>> START Raw data

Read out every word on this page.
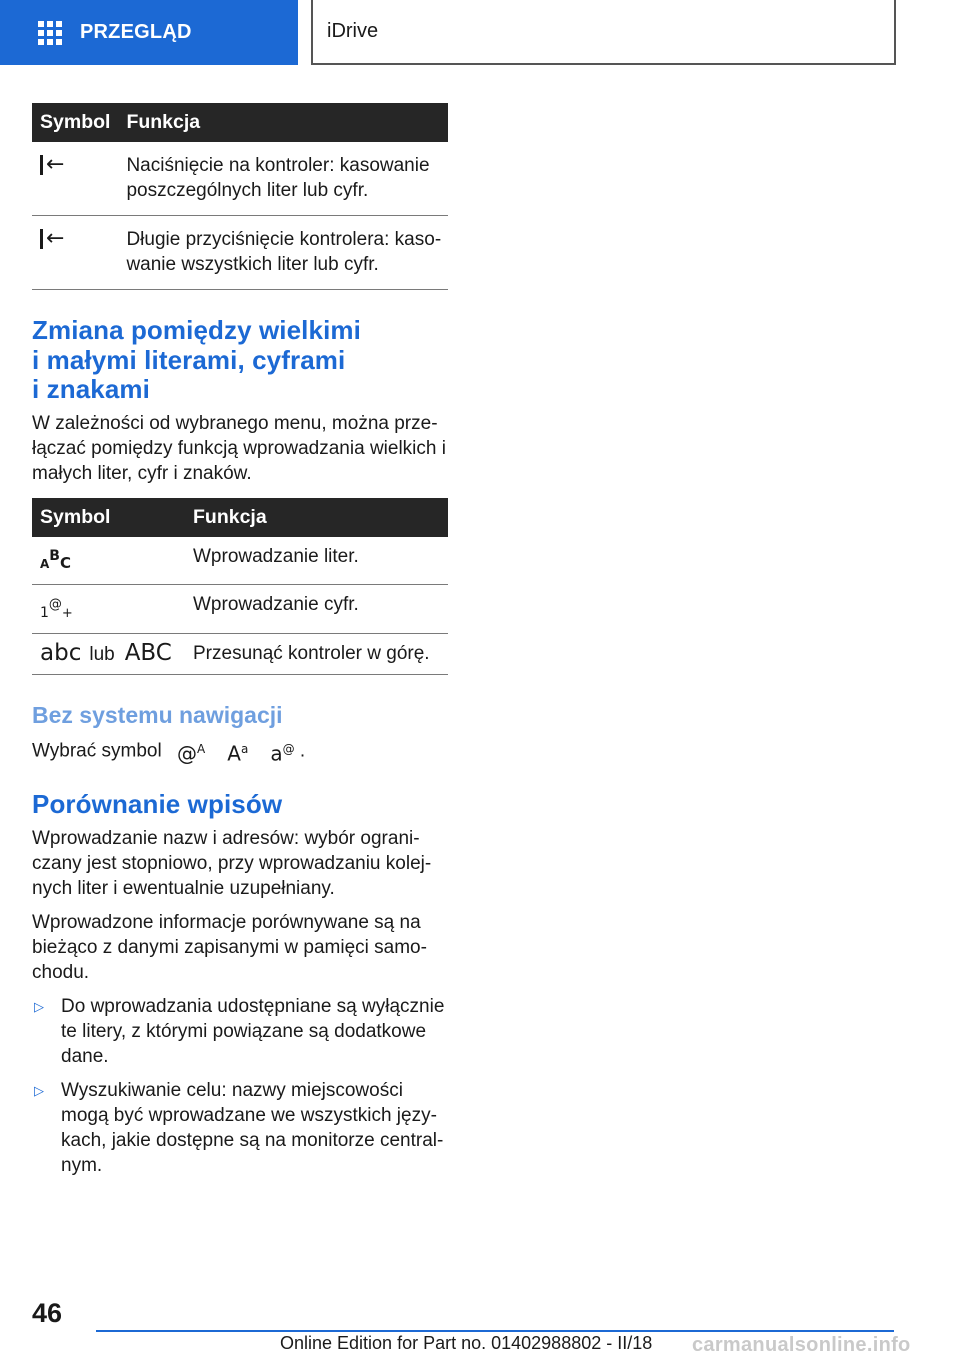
PRZEGLĄD	iDrive
Symbol	Funkcja

←	Naciśnięcie na kontroler: kasowanie poszczególnych liter lub cyfr.

←	Długie przyciśnięcie kontrolera: kasowanie wszystkich liter lub cyfr.
Zmiana pomiędzy wielkimi
i małymi literami, cyframi
i znakami

W zależności od wybranego menu, można przełączać pomiędzy funkcją wprowadzania wielkich i małych liter, cyfr i znaków.

Symbol	Funkcja
ABC	Wprowadzanie liter.
1@+	Wprowadzanie cyfr.
abc lub ABC	Przesunąć kontroler w górę.
Bez systemu nawigacji

Wybrać symbol @$^A$ $A^a$ a@ .

Porównanie wpisów

Wprowadzanie nazw i adresów: wybór ograniczany jest stopniowo, przy wprowadzaniu kolejnych liter i ewentualnie uzupełniany.

Wprowadzone informacje porównywane są na bieżąco z danymi zapisanymi w pamięci samochodu.

▷ Do wprowadzania udostępniane są wyłącznie te litery, z którymi powiązane są dodatkowe dane.
▷ Wyszukiwanie celu: nazwy miejscowości mogą być wprowadzane we wszystkich językach, jakie dostępne są na monitorze centralnym.
46
Online Edition for Part no. 01402988802 - II/18 carmanualsonline.info
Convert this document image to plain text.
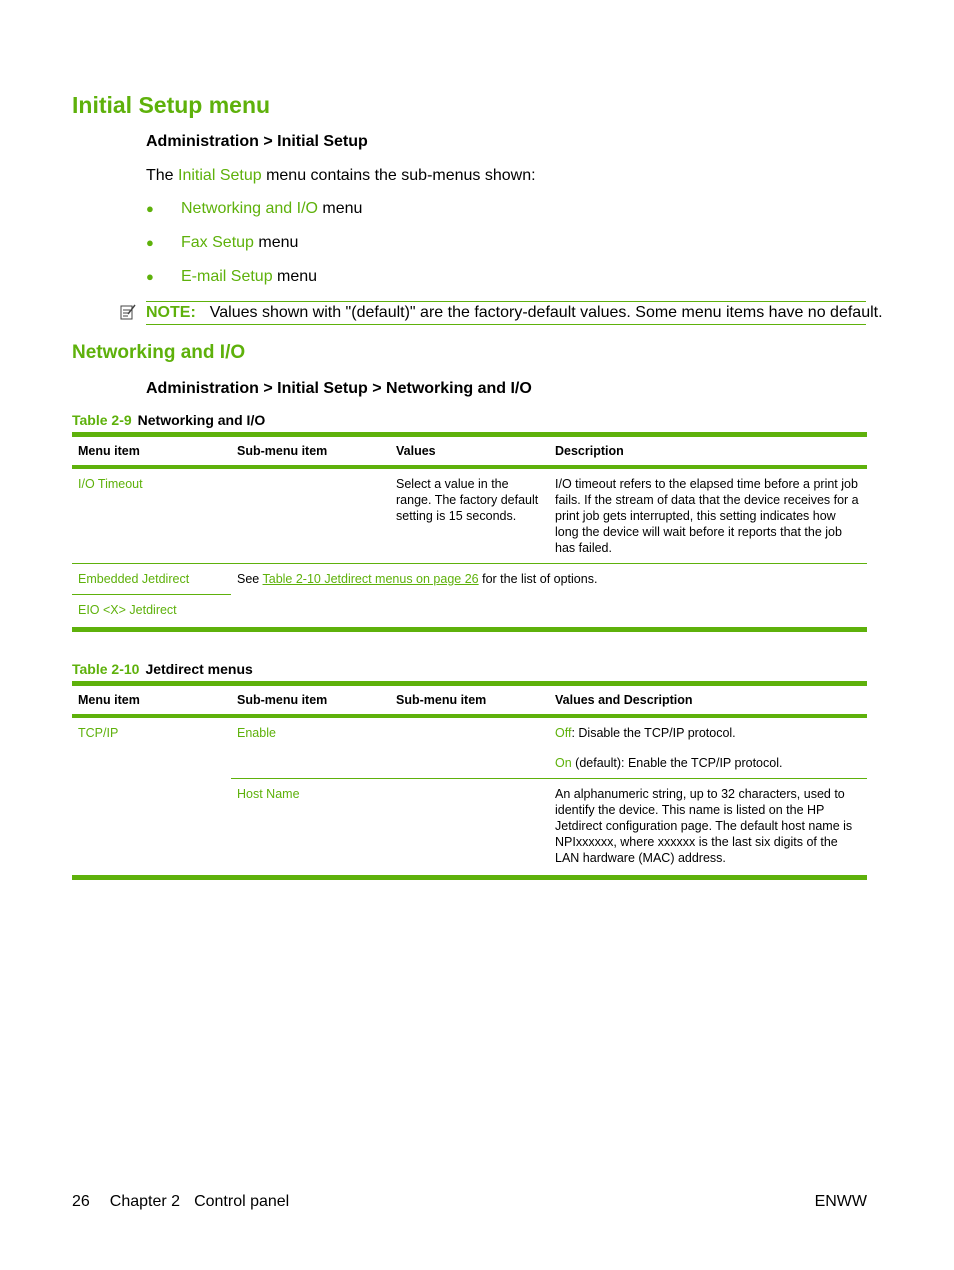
Initial Setup menu
Administration > Initial Setup
The Initial Setup menu contains the sub-menus shown:
● Networking and I/O menu
● Fax Setup menu
● E-mail Setup menu
NOTE: Values shown with "(default)" are the factory-default values. Some menu items have no default.
Networking and I/O
Administration > Initial Setup > Networking and I/O
Table 2-9 Networking and I/O
Menu item	Sub-menu item	Values	Description
I/O Timeout		Select a value in the range. The factory default setting is 15 seconds.	I/O timeout refers to the elapsed time before a print job fails. If the stream of data that the device receives for a print job gets interrupted, this setting indicates how long the device will wait before it reports that the job has failed.
Embedded Jetdirect	See Table 2-10 Jetdirect menus on page 26 for the list of options.		
EIO <X> Jetdirect			
Table 2-10 Jetdirect menus
Menu item	Sub-menu item	Sub-menu item	Values and Description
TCP/IP	Enable		Off: Disable the TCP/IP protocol.
On (default): Enable the TCP/IP protocol.

	Host Name		An alphanumeric string, up to 32 characters, used to identify the device. This name is listed on the HP Jetdirect configuration page. The default host name is NPIxxxxxx, where xxxxxx is the last six digits of the LAN hardware (MAC) address.
26 Chapter 2 Control panel	ENWW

>> END Raw data

# [Exercise description]
Copy out every line of the material above that mentions the word "protocol".

# [The result]
TCP/IP	Enable		Off: Disable the TCP/IP protocol.
On (default): Enable the TCP/IP protocol.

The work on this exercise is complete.